# EXERCISE GOAL
Omit images. Retype all entries verbatim.

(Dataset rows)
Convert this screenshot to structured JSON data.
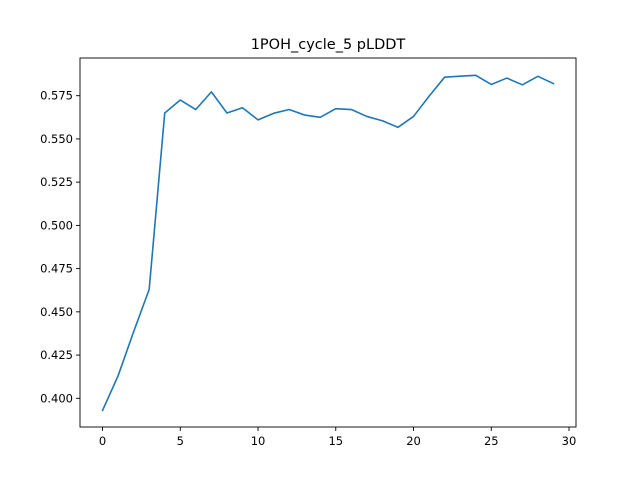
{
  "chart_data": {
    "type": "line",
    "title": "1POH_cycle_5 pLDDT",
    "xlabel": "",
    "ylabel": "",
    "xlim": [
      -1.45,
      30.45
    ],
    "ylim": [
      0.3834,
      0.5968
    ],
    "x_ticks": [
      0,
      5,
      10,
      15,
      20,
      25,
      30
    ],
    "y_ticks": [
      0.4,
      0.425,
      0.45,
      0.475,
      0.5,
      0.525,
      0.55,
      0.575
    ],
    "y_tick_labels": [
      "0.400",
      "0.425",
      "0.450",
      "0.475",
      "0.500",
      "0.525",
      "0.550",
      "0.575"
    ],
    "grid": false,
    "legend": "none",
    "series": [
      {
        "color": "#1f77b4",
        "x": [
          0,
          1,
          2,
          3,
          4,
          5,
          6,
          7,
          8,
          9,
          10,
          11,
          12,
          13,
          14,
          15,
          16,
          17,
          18,
          19,
          20,
          21,
          22,
          23,
          24,
          25,
          26,
          27,
          28,
          29
        ],
        "values": [
          0.393,
          0.413,
          0.4385,
          0.463,
          0.565,
          0.5725,
          0.567,
          0.5772,
          0.565,
          0.568,
          0.561,
          0.5648,
          0.567,
          0.5638,
          0.5625,
          0.5675,
          0.567,
          0.563,
          0.5605,
          0.5567,
          0.563,
          0.5747,
          0.5857,
          0.5863,
          0.5868,
          0.5815,
          0.5852,
          0.5813,
          0.5862,
          0.582
        ]
      }
    ]
  }
}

# TASK RESULT
Convert this screenshot to structured JSON data.
{
  "chart_data": {
    "type": "line",
    "title": "1POH_cycle_5 pLDDT",
    "xlabel": "",
    "ylabel": "",
    "xlim": [
      -1.45,
      30.45
    ],
    "ylim": [
      0.3834,
      0.5968
    ],
    "x_ticks": [
      0,
      5,
      10,
      15,
      20,
      25,
      30
    ],
    "y_ticks": [
      0.4,
      0.425,
      0.45,
      0.475,
      0.5,
      0.525,
      0.55,
      0.575
    ],
    "y_tick_labels": [
      "0.400",
      "0.425",
      "0.450",
      "0.475",
      "0.500",
      "0.525",
      "0.550",
      "0.575"
    ],
    "grid": false,
    "legend": "none",
    "series": [
      {
        "color": "#1f77b4",
        "x": [
          0,
          1,
          2,
          3,
          4,
          5,
          6,
          7,
          8,
          9,
          10,
          11,
          12,
          13,
          14,
          15,
          16,
          17,
          18,
          19,
          20,
          21,
          22,
          23,
          24,
          25,
          26,
          27,
          28,
          29
        ],
        "values": [
          0.393,
          0.413,
          0.4385,
          0.463,
          0.565,
          0.5725,
          0.567,
          0.5772,
          0.565,
          0.568,
          0.561,
          0.5648,
          0.567,
          0.5638,
          0.5625,
          0.5675,
          0.567,
          0.563,
          0.5605,
          0.5567,
          0.563,
          0.5747,
          0.5857,
          0.5863,
          0.5868,
          0.5815,
          0.5852,
          0.5813,
          0.5862,
          0.582
        ]
      }
    ]
  }
}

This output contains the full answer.